* [EXERCISE DESCRIPTION]
Reproduce every line in the listing that contains the word "peut".
START
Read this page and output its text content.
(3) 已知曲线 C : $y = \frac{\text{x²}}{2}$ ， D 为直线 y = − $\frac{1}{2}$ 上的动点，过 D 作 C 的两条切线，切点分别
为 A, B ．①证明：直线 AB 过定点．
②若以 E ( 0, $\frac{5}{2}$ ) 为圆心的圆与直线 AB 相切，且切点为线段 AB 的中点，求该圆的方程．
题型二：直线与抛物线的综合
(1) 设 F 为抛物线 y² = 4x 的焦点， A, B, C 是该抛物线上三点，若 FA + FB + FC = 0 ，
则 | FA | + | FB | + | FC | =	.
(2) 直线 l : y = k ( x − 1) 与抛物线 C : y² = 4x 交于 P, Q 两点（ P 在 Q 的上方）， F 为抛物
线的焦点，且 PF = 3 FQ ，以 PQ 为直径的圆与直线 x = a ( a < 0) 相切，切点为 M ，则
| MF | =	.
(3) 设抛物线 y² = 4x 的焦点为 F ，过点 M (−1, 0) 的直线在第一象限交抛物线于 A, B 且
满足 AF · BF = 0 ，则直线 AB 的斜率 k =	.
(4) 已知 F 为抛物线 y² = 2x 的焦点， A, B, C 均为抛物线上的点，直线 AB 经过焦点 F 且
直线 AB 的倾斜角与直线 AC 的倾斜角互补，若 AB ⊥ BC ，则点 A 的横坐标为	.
END
START
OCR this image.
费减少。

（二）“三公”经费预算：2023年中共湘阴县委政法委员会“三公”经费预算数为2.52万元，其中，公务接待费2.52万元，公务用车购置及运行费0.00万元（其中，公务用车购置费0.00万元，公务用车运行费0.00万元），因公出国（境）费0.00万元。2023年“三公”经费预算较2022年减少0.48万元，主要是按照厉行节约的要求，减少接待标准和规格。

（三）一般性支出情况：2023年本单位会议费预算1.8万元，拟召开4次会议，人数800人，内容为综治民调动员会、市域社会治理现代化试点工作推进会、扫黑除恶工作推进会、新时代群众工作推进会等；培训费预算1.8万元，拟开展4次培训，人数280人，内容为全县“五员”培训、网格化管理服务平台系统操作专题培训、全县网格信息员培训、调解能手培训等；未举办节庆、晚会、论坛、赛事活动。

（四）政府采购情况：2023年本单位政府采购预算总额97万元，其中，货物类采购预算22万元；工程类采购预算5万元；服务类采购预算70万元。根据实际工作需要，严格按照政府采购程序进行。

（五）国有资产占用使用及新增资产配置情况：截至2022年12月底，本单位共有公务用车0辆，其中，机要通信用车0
END
START
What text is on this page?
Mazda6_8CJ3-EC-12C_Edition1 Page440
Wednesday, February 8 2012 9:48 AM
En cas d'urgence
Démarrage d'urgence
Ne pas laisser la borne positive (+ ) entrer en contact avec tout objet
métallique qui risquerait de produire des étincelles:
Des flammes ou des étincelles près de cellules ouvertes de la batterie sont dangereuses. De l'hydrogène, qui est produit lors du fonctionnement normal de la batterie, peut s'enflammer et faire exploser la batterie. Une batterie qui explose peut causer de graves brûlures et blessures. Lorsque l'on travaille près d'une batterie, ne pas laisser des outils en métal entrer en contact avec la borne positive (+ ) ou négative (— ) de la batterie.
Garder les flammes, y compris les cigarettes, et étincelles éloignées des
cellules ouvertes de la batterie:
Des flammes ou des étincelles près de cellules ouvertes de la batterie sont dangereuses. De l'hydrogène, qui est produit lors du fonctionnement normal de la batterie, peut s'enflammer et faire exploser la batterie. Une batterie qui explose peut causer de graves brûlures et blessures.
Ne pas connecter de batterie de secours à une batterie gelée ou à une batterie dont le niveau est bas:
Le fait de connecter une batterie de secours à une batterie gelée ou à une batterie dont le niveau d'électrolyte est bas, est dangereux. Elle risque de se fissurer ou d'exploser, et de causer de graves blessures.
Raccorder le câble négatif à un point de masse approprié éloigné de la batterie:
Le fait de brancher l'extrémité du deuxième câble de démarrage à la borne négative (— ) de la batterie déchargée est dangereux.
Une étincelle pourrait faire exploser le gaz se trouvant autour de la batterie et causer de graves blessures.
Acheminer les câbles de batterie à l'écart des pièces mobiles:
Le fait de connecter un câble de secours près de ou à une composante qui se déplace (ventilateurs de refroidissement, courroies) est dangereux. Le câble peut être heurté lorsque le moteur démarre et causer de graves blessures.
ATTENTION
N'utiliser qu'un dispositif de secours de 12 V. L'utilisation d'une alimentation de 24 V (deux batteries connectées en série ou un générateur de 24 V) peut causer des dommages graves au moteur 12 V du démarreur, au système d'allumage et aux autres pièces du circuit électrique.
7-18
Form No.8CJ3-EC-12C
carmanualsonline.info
END
* [OUTPUT FOR THIS TASK]
Des flammes ou des étincelles près de cellules ouvertes de la batterie sont dangereuses. De l'hydrogène, qui est produit lors du fonctionnement normal de la batterie, peut s'enflammer et faire exploser la batterie. Une batterie qui explose peut causer de graves brûlures et blessures. Lorsque l'on travaille près d'une batterie, ne pas laisser des outils en métal entrer en contact avec la borne positive (+ ) ou négative (— ) de la batterie.
Des flammes ou des étincelles près de cellules ouvertes de la batterie sont dangereuses. De l'hydrogène, qui est produit lors du fonctionnement normal de la batterie, peut s'enflammer et faire exploser la batterie. Une batterie qui explose peut causer de graves brûlures et blessures.
Le fait de connecter un câble de secours près de ou à une composante qui se déplace (ventilateurs de refroidissement, courroies) est dangereux. Le câble peut être heurté lorsque le moteur démarre et causer de graves blessures.
N'utiliser qu'un dispositif de secours de 12 V. L'utilisation d'une alimentation de 24 V (deux batteries connectées en série ou un générateur de 24 V) peut causer des dommages graves au moteur 12 V du démarreur, au système d'allumage et aux autres pièces du circuit électrique.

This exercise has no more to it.